Reproduce the material in full, exactly as written.
BEGIN Raw data
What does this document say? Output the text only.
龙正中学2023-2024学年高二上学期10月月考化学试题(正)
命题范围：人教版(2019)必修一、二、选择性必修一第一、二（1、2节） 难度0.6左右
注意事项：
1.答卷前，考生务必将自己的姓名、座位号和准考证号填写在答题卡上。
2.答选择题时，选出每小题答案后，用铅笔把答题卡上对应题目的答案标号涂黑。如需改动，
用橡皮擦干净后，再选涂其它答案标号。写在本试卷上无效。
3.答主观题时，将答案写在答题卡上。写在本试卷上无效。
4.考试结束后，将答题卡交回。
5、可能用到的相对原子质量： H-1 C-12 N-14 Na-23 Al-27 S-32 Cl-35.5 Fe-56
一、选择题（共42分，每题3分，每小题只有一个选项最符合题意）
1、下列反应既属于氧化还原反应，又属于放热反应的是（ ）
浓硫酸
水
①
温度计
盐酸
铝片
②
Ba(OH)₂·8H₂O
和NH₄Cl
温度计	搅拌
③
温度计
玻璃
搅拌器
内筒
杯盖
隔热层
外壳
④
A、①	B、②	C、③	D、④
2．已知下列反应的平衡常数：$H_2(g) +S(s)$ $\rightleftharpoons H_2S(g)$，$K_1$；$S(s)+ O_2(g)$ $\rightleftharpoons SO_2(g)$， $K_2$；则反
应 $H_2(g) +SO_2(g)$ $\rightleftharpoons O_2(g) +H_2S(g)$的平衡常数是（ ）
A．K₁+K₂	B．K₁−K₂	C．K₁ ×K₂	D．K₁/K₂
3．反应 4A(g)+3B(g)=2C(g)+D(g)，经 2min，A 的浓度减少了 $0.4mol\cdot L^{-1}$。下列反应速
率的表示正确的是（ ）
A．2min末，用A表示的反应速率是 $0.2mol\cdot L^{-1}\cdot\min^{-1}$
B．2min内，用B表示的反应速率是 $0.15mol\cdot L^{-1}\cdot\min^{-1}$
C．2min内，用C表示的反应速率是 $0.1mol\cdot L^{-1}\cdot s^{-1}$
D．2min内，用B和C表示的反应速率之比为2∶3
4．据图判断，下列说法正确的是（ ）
END Raw data
# [Answer to this task]
What does this document say? Output the text only.
龙正中学2023-2024学年高二上学期10月月考化学试题(正)
命题范围：人教版(2019)必修一、二、选择性必修一第一、二（1、2节） 难度0.6左右
注意事项：
1.答卷前，考生务必将自己的姓名、座位号和准考证号填写在答题卡上。
2.答选择题时，选出每小题答案后，用铅笔把答题卡上对应题目的答案标号涂黑。如需改动，
用橡皮擦干净后，再选涂其它答案标号。写在本试卷上无效。
3.答主观题时，将答案写在答题卡上。写在本试卷上无效。
4.考试结束后，将答题卡交回。
5、可能用到的相对原子质量： H-1 C-12 N-14 Na-23 Al-27 S-32 Cl-35.5 Fe-56
一、选择题（共42分，每题3分，每小题只有一个选项最符合题意）
1、下列反应既属于氧化还原反应，又属于放热反应的是（ ）
浓硫酸
水
①
温度计
盐酸
铝片
②
Ba(OH)₂·8H₂O
和NH₄Cl
温度计	搅拌
③
温度计
玻璃
搅拌器
内筒
杯盖
隔热层
外壳
④
A、①	B、②	C、③	D、④
2．已知下列反应的平衡常数：$H_2(g) +S(s)$ $\rightleftharpoons H_2S(g)$，$K_1$；$S(s)+ O_2(g)$ $\rightleftharpoons SO_2(g)$， $K_2$；则反
应 $H_2(g) +SO_2(g)$ $\rightleftharpoons O_2(g) +H_2S(g)$的平衡常数是（ ）
A．K₁+K₂	B．K₁−K₂	C．K₁ ×K₂	D．K₁/K₂
3．反应 4A(g)+3B(g)=2C(g)+D(g)，经 2min，A 的浓度减少了 $0.4mol\cdot L^{-1}$。下列反应速
率的表示正确的是（ ）
A．2min末，用A表示的反应速率是 $0.2mol\cdot L^{-1}\cdot\min^{-1}$
B．2min内，用B表示的反应速率是 $0.15mol\cdot L^{-1}\cdot\min^{-1}$
C．2min内，用C表示的反应速率是 $0.1mol\cdot L^{-1}\cdot s^{-1}$
D．2min内，用B和C表示的反应速率之比为2∶3
4．据图判断，下列说法正确的是（ ）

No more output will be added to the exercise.